Determine the number of lines in these entries that hold the word "document". Give the number and nothing more.

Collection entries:
_ _ _ _

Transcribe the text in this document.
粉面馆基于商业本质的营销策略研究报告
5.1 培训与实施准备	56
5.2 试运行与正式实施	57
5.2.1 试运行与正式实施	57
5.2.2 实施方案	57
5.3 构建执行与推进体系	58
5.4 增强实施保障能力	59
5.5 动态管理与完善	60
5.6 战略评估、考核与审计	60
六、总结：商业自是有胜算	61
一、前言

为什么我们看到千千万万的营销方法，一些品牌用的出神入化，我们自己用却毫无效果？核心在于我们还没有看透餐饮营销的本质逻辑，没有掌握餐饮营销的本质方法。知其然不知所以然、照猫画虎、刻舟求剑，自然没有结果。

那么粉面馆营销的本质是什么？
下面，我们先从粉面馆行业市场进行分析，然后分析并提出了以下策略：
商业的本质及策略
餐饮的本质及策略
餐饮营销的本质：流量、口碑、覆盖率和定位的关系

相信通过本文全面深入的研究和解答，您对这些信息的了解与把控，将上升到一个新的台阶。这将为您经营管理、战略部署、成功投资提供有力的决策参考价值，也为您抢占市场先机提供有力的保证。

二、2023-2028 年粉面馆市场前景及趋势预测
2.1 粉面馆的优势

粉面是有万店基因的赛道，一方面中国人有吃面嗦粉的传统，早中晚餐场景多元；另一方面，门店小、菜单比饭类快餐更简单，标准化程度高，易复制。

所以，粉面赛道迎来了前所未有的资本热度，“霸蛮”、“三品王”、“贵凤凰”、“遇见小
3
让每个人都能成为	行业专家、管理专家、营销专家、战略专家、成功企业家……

_ _ _ _

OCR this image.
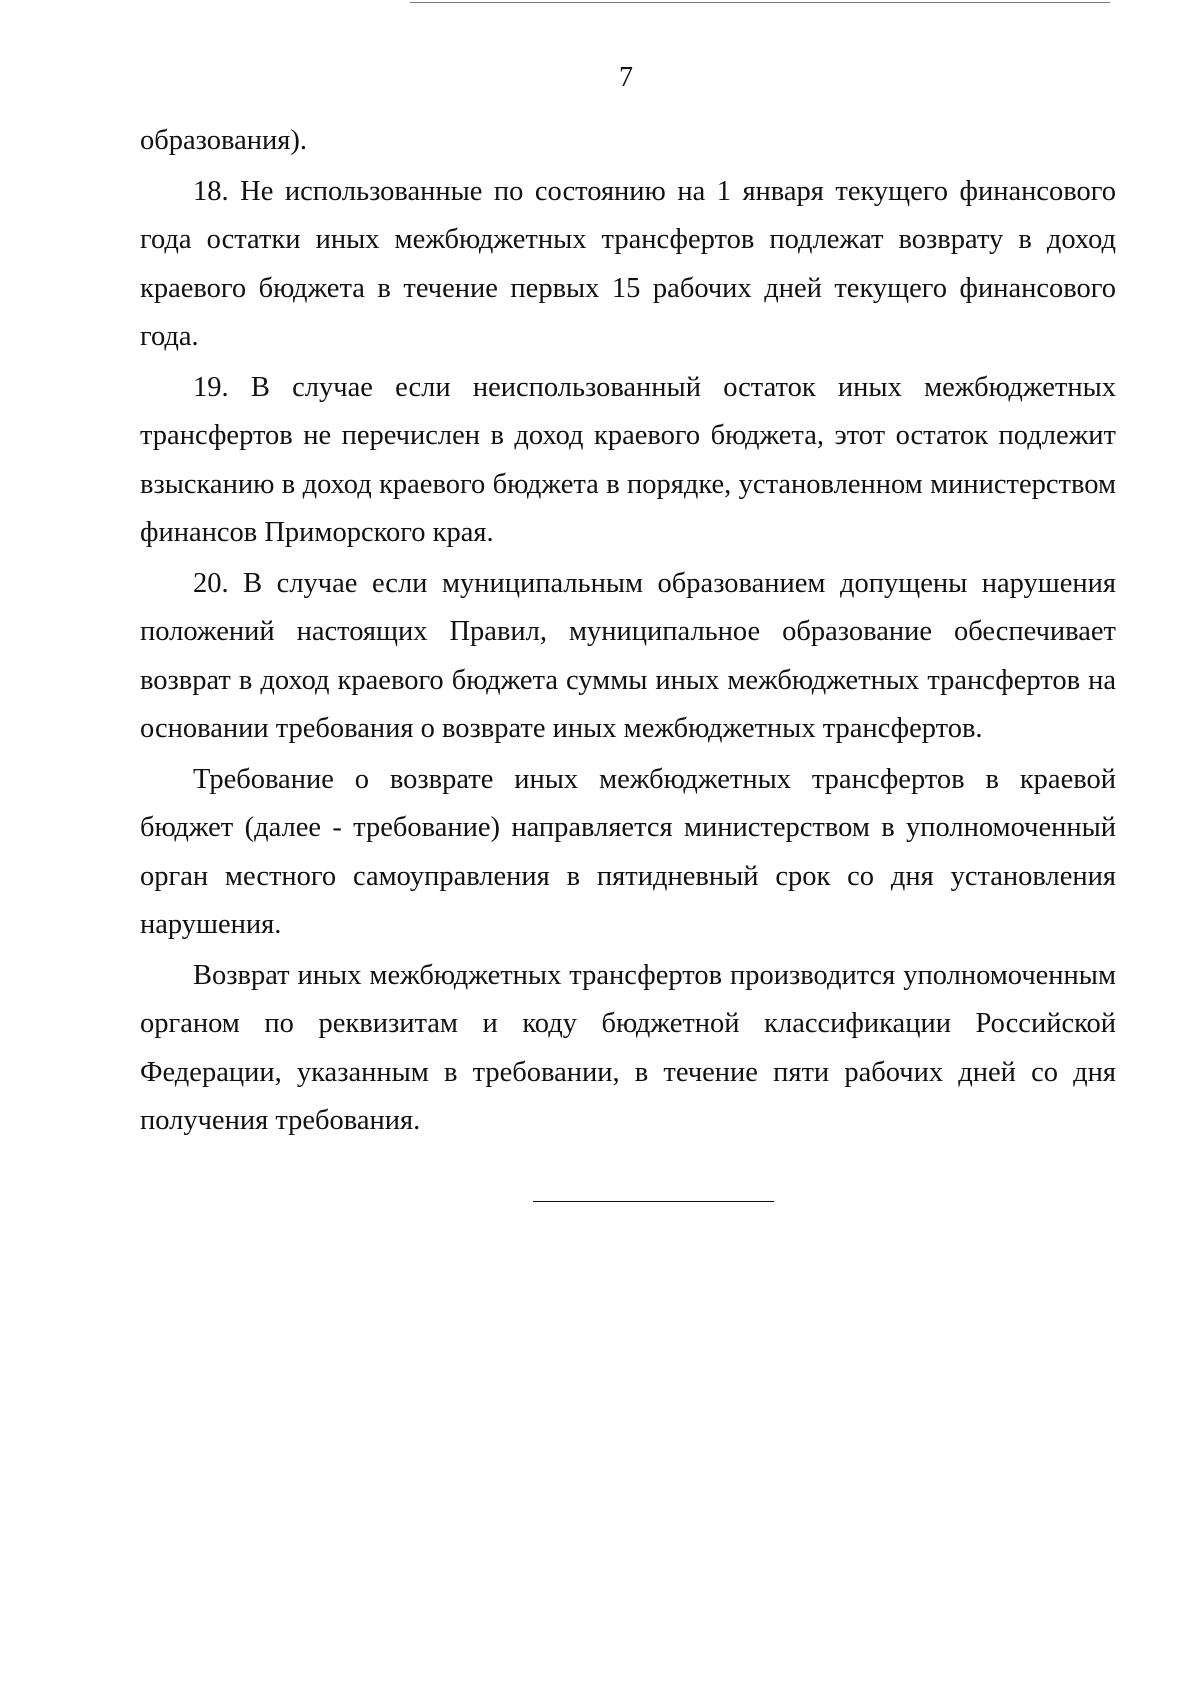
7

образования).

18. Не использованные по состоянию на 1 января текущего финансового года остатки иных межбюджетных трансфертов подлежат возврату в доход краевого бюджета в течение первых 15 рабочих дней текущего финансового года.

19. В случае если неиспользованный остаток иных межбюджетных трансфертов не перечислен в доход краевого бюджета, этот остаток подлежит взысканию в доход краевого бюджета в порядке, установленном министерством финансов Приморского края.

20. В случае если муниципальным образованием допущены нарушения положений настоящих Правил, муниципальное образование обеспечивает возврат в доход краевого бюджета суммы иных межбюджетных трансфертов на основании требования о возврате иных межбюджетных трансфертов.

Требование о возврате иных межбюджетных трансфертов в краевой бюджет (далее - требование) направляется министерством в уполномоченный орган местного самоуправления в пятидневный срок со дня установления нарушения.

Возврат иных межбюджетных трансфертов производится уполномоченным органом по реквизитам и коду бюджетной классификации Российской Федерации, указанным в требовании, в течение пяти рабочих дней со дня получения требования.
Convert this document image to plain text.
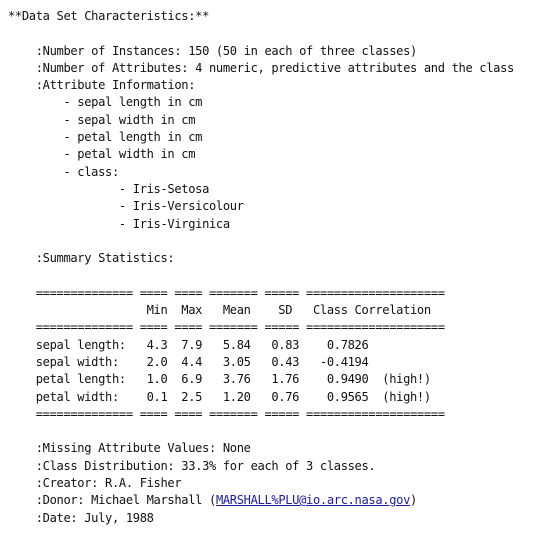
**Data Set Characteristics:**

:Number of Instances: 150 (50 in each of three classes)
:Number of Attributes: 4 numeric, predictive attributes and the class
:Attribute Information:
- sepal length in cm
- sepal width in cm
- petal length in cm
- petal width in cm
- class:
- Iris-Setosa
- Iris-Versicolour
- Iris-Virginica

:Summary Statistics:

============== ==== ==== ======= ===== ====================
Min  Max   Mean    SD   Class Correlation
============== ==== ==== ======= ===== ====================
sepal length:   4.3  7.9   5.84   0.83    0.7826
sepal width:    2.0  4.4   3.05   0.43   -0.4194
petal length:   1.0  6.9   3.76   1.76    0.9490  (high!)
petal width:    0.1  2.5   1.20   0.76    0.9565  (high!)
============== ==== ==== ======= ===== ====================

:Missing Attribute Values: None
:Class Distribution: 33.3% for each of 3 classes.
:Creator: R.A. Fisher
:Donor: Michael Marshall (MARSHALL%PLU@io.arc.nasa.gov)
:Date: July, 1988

_ _ _ _

Expected output
2